Given data
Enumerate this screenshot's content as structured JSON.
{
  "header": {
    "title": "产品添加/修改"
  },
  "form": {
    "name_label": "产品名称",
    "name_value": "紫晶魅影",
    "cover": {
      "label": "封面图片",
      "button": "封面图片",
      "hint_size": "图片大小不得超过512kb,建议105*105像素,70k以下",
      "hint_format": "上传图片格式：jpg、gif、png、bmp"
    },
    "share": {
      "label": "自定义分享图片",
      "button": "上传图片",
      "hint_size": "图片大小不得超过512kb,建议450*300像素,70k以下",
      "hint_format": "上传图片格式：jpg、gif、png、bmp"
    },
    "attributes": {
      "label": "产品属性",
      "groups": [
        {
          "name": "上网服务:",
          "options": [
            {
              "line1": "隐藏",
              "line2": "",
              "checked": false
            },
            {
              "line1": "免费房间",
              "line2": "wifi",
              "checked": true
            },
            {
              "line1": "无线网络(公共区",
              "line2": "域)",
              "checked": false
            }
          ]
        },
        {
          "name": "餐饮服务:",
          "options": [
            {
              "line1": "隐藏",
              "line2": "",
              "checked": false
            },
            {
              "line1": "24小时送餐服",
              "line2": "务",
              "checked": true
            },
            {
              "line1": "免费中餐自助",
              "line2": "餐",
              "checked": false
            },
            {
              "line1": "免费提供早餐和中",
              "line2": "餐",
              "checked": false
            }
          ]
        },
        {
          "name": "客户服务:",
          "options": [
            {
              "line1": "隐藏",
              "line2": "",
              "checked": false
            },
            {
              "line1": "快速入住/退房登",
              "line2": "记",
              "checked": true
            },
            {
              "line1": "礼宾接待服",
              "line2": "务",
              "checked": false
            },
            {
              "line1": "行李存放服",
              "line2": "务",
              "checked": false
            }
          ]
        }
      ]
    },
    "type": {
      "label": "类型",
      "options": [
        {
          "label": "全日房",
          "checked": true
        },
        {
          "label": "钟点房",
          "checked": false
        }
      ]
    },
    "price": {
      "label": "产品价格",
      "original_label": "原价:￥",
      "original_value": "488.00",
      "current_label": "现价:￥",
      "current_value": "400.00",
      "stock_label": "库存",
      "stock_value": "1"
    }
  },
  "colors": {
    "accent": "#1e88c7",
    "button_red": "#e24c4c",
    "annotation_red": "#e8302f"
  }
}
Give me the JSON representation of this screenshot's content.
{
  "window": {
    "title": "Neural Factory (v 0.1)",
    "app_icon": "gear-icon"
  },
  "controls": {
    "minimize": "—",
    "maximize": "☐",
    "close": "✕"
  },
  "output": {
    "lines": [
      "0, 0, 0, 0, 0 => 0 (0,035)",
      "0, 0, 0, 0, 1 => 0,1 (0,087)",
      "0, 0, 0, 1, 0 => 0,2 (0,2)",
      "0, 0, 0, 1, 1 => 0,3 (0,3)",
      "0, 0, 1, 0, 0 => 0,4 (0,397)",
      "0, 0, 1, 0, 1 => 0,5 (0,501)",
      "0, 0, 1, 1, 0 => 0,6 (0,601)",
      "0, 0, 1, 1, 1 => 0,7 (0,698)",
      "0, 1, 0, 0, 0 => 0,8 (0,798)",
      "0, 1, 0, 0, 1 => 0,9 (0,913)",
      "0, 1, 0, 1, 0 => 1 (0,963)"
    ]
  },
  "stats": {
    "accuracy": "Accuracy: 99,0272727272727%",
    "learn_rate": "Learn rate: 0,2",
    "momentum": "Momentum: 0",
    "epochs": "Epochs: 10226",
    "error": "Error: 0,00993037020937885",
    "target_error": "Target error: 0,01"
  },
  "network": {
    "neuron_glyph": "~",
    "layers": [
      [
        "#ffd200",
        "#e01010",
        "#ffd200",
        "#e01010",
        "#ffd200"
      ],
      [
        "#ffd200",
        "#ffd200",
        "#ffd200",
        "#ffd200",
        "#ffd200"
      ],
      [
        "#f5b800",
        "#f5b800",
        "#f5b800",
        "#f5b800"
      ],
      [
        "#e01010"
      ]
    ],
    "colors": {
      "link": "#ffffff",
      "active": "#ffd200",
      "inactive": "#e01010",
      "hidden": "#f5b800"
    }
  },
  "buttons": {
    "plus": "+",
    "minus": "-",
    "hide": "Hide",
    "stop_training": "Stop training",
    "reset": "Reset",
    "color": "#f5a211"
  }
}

==

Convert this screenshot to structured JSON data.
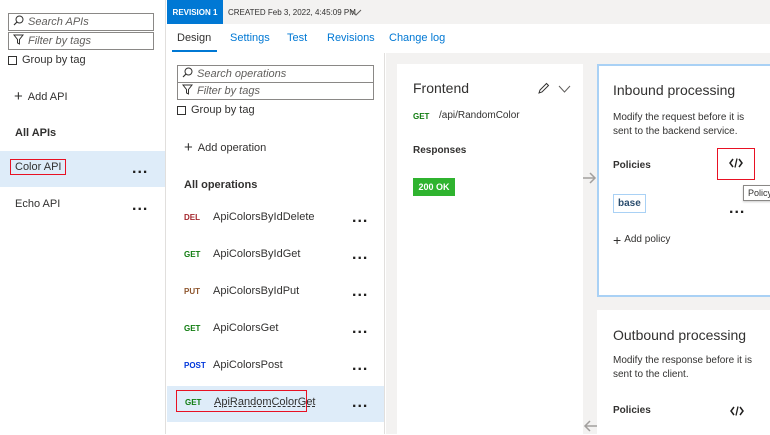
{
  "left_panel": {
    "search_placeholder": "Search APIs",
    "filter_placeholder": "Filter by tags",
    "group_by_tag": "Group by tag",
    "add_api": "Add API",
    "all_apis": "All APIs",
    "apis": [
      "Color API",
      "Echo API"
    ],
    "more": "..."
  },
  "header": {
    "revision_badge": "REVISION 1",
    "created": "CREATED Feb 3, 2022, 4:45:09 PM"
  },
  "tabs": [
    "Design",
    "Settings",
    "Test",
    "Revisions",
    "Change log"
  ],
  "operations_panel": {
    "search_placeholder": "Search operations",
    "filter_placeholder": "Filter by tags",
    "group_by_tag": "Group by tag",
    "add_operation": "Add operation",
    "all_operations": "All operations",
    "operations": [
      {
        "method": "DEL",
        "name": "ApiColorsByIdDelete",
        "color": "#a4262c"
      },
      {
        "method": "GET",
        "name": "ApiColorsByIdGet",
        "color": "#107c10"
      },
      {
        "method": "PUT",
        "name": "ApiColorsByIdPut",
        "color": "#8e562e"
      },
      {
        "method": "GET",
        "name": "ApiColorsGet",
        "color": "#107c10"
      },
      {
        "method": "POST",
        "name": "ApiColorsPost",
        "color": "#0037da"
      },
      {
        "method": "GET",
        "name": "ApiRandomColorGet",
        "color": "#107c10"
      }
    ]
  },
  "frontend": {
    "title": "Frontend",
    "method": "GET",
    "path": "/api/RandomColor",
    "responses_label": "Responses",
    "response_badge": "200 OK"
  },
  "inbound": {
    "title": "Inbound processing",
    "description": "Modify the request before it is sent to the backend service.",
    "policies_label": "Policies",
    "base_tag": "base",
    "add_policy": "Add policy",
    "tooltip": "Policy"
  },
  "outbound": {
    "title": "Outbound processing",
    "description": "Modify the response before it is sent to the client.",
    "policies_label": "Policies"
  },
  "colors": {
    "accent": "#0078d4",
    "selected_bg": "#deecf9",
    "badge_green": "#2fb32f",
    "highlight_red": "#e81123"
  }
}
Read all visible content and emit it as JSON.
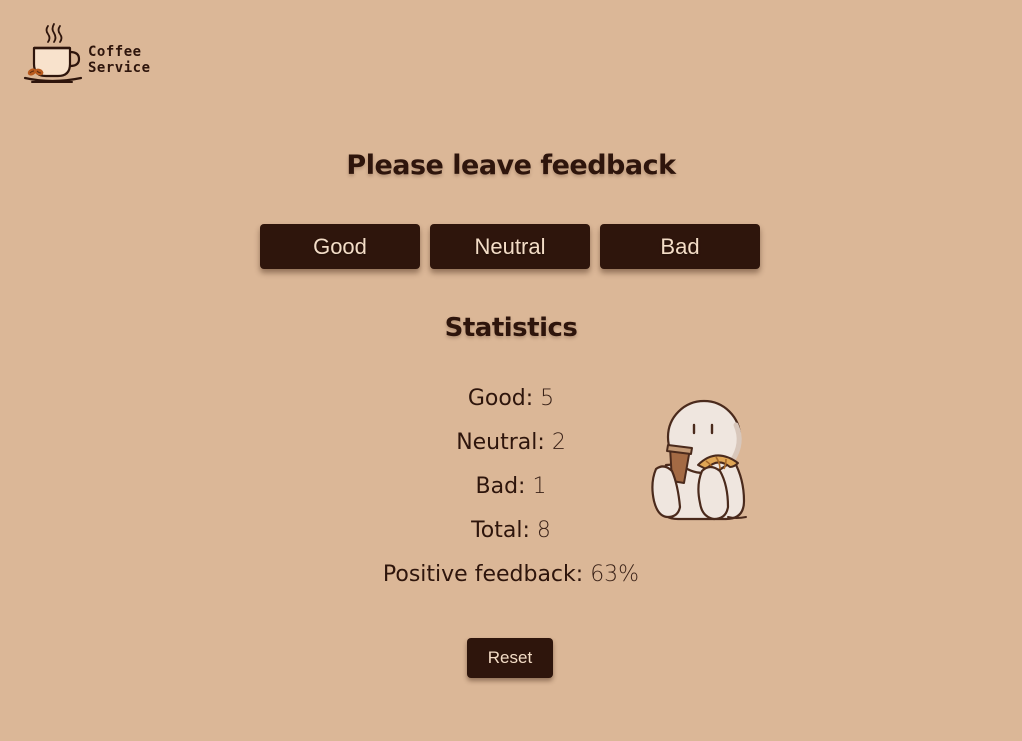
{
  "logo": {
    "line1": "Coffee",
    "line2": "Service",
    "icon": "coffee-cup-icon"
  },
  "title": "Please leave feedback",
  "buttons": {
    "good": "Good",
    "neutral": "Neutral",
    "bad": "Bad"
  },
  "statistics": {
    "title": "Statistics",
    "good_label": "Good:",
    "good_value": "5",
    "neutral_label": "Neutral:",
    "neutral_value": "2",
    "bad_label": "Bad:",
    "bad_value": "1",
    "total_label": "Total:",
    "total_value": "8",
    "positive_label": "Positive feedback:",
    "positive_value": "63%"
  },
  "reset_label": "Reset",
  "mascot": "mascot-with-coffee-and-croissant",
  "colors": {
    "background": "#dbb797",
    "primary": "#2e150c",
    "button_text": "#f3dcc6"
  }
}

Objective
Identify each line in the records above containing the word "before"; copy those lines.

Solution for this task
    "description": "Modify the request before it is sent to the backend service.",
    "description": "Modify the response before it is sent to the client.",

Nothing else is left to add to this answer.